Given instruction → Tally how many lines of the records contain the string "vscode", with case counting, and give only that number.

Record excerpts →
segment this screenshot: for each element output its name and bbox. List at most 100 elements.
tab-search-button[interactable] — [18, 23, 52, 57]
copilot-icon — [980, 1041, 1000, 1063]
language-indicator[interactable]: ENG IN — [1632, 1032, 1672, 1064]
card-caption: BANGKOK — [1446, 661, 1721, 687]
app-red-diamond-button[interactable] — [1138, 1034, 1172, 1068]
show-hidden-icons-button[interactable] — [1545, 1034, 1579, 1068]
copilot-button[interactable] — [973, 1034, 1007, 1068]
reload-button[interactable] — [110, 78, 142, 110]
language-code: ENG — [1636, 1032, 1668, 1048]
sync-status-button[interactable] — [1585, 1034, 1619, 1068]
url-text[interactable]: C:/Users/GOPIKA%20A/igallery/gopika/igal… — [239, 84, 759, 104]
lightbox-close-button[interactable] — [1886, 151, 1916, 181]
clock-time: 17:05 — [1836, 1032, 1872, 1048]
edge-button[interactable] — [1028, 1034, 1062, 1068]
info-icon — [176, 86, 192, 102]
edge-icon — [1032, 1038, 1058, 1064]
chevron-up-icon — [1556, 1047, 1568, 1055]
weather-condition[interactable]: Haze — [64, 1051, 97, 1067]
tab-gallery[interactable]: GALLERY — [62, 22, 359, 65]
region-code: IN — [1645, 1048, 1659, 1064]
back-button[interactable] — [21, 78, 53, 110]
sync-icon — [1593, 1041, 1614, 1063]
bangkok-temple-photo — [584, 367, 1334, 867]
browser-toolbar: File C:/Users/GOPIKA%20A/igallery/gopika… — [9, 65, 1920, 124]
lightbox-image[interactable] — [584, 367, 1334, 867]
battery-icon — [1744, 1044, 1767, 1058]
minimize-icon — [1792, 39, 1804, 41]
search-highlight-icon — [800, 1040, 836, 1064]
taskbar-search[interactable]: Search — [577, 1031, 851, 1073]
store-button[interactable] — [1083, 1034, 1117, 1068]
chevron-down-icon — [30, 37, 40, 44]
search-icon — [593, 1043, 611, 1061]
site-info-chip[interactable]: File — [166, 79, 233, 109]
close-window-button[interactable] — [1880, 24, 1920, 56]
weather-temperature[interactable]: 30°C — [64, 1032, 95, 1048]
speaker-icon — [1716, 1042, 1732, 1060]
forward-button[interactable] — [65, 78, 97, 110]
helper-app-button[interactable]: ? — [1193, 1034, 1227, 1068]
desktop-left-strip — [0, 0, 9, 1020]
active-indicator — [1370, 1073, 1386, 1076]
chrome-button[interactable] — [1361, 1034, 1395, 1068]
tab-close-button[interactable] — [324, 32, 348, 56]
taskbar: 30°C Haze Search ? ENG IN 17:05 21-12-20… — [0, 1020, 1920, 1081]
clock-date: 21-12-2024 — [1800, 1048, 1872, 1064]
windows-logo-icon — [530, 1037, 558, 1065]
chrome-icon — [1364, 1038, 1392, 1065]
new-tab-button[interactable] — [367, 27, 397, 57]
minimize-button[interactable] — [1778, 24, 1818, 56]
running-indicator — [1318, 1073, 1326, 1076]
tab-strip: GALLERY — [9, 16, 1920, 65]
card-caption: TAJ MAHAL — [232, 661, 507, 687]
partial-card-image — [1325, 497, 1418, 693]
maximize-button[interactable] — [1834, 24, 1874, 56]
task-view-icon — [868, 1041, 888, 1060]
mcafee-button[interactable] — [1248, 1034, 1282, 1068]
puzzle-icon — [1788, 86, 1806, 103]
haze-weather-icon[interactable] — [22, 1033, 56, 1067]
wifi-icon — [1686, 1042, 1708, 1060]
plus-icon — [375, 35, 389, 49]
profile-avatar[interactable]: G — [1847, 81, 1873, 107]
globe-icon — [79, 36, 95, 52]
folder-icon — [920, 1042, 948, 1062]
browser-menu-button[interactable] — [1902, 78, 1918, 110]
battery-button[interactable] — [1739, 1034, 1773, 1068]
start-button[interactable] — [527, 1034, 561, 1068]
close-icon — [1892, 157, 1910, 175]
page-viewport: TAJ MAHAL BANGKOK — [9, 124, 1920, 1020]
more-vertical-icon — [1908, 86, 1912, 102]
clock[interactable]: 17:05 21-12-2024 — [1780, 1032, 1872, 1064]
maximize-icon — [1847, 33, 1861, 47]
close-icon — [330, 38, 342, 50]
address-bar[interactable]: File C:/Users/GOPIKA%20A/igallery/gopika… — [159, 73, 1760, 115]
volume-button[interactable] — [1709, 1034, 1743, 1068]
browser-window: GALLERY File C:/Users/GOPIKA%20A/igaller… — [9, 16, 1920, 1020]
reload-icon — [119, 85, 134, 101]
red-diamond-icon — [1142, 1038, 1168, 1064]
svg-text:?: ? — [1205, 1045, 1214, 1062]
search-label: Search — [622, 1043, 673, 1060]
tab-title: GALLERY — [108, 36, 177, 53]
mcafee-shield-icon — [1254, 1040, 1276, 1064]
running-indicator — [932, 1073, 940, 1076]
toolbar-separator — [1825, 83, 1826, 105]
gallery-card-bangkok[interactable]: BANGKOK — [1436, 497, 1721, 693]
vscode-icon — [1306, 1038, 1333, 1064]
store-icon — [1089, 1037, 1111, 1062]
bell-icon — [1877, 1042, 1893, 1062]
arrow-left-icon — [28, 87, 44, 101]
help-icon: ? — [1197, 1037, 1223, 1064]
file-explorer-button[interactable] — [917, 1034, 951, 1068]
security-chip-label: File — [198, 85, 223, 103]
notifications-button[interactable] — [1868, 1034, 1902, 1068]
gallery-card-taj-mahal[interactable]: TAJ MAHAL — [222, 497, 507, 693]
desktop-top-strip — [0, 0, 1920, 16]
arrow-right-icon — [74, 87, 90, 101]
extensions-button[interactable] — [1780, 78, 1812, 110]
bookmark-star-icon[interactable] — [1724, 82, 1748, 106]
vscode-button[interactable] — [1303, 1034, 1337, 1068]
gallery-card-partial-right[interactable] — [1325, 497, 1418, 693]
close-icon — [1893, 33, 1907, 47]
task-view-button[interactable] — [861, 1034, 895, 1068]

Right answer → 2